**WRITTEN TASK**. Reproduce the listing below exactly. Pictures do not belong in the copy.

# # # #

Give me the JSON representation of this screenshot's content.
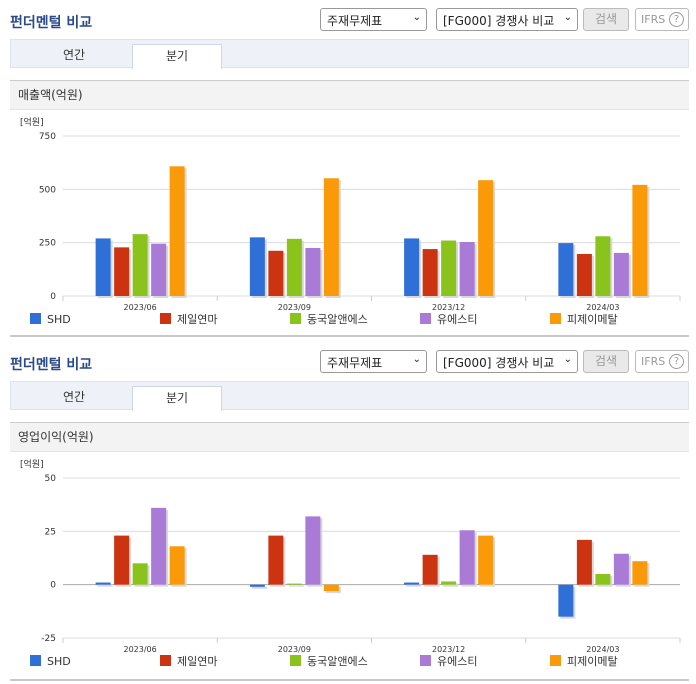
{
  "panels": [
    {
      "title": "펀더멘털 비교",
      "select1": "주재무제표",
      "select2": "[FG000] 경쟁사 비교",
      "search_label": "검색",
      "ifrs_label": "IFRS",
      "ifrs_help": "?",
      "tabs": [
        "연간",
        "분기"
      ],
      "active_tab": 1,
      "metric": "매출액(억원)"
    },
    {
      "title": "펀더멘털 비교",
      "select1": "주재무제표",
      "select2": "[FG000] 경쟁사 비교",
      "search_label": "검색",
      "ifrs_label": "IFRS",
      "ifrs_help": "?",
      "tabs": [
        "연간",
        "분기"
      ],
      "active_tab": 1,
      "metric": "영업이익(억원)"
    }
  ],
  "chevron": "⌄",
  "colors": [
    "#2f6fd8",
    "#cc3311",
    "#8ac31c",
    "#a97ad6",
    "#fb9a09"
  ],
  "chart_data": [
    {
      "type": "bar",
      "unit_label": "[억원]",
      "categories": [
        "2023/06",
        "2023/09",
        "2023/12",
        "2024/03"
      ],
      "ylim": [
        0,
        750
      ],
      "yticks": [
        0,
        250,
        500,
        750
      ],
      "grid": true,
      "legend": "bottom",
      "series": [
        {
          "name": "SHD",
          "values": [
            270,
            275,
            270,
            248
          ]
        },
        {
          "name": "제일연마",
          "values": [
            228,
            212,
            220,
            197
          ]
        },
        {
          "name": "동국알앤에스",
          "values": [
            290,
            268,
            260,
            280
          ]
        },
        {
          "name": "유에스티",
          "values": [
            245,
            225,
            253,
            202
          ]
        },
        {
          "name": "피제이메탈",
          "values": [
            608,
            552,
            543,
            521
          ]
        }
      ]
    },
    {
      "type": "bar",
      "unit_label": "[억원]",
      "categories": [
        "2023/06",
        "2023/09",
        "2023/12",
        "2024/03"
      ],
      "ylim": [
        -25,
        50
      ],
      "yticks": [
        -25,
        0,
        25,
        50
      ],
      "grid": true,
      "legend": "bottom",
      "series": [
        {
          "name": "SHD",
          "values": [
            1,
            -1,
            1,
            -15
          ]
        },
        {
          "name": "제일연마",
          "values": [
            23,
            23,
            14,
            21
          ]
        },
        {
          "name": "동국알앤에스",
          "values": [
            10,
            0.5,
            1.5,
            5
          ]
        },
        {
          "name": "유에스티",
          "values": [
            36,
            32,
            25.5,
            14.5
          ]
        },
        {
          "name": "피제이메탈",
          "values": [
            18,
            -3,
            23,
            11
          ]
        }
      ]
    }
  ]
}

# # # #

**TASK ANSWER**.
Give me the JSON representation of this screenshot's content.
{
  "panels": [
    {
      "title": "펀더멘털 비교",
      "select1": "주재무제표",
      "select2": "[FG000] 경쟁사 비교",
      "search_label": "검색",
      "ifrs_label": "IFRS",
      "ifrs_help": "?",
      "tabs": [
        "연간",
        "분기"
      ],
      "active_tab": 1,
      "metric": "매출액(억원)"
    },
    {
      "title": "펀더멘털 비교",
      "select1": "주재무제표",
      "select2": "[FG000] 경쟁사 비교",
      "search_label": "검색",
      "ifrs_label": "IFRS",
      "ifrs_help": "?",
      "tabs": [
        "연간",
        "분기"
      ],
      "active_tab": 1,
      "metric": "영업이익(억원)"
    }
  ],
  "chevron": "⌄",
  "colors": [
    "#2f6fd8",
    "#cc3311",
    "#8ac31c",
    "#a97ad6",
    "#fb9a09"
  ],
  "chart_data": [
    {
      "type": "bar",
      "unit_label": "[억원]",
      "categories": [
        "2023/06",
        "2023/09",
        "2023/12",
        "2024/03"
      ],
      "ylim": [
        0,
        750
      ],
      "yticks": [
        0,
        250,
        500,
        750
      ],
      "grid": true,
      "legend": "bottom",
      "series": [
        {
          "name": "SHD",
          "values": [
            270,
            275,
            270,
            248
          ]
        },
        {
          "name": "제일연마",
          "values": [
            228,
            212,
            220,
            197
          ]
        },
        {
          "name": "동국알앤에스",
          "values": [
            290,
            268,
            260,
            280
          ]
        },
        {
          "name": "유에스티",
          "values": [
            245,
            225,
            253,
            202
          ]
        },
        {
          "name": "피제이메탈",
          "values": [
            608,
            552,
            543,
            521
          ]
        }
      ]
    },
    {
      "type": "bar",
      "unit_label": "[억원]",
      "categories": [
        "2023/06",
        "2023/09",
        "2023/12",
        "2024/03"
      ],
      "ylim": [
        -25,
        50
      ],
      "yticks": [
        -25,
        0,
        25,
        50
      ],
      "grid": true,
      "legend": "bottom",
      "series": [
        {
          "name": "SHD",
          "values": [
            1,
            -1,
            1,
            -15
          ]
        },
        {
          "name": "제일연마",
          "values": [
            23,
            23,
            14,
            21
          ]
        },
        {
          "name": "동국알앤에스",
          "values": [
            10,
            0.5,
            1.5,
            5
          ]
        },
        {
          "name": "유에스티",
          "values": [
            36,
            32,
            25.5,
            14.5
          ]
        },
        {
          "name": "피제이메탈",
          "values": [
            18,
            -3,
            23,
            11
          ]
        }
      ]
    }
  ]
}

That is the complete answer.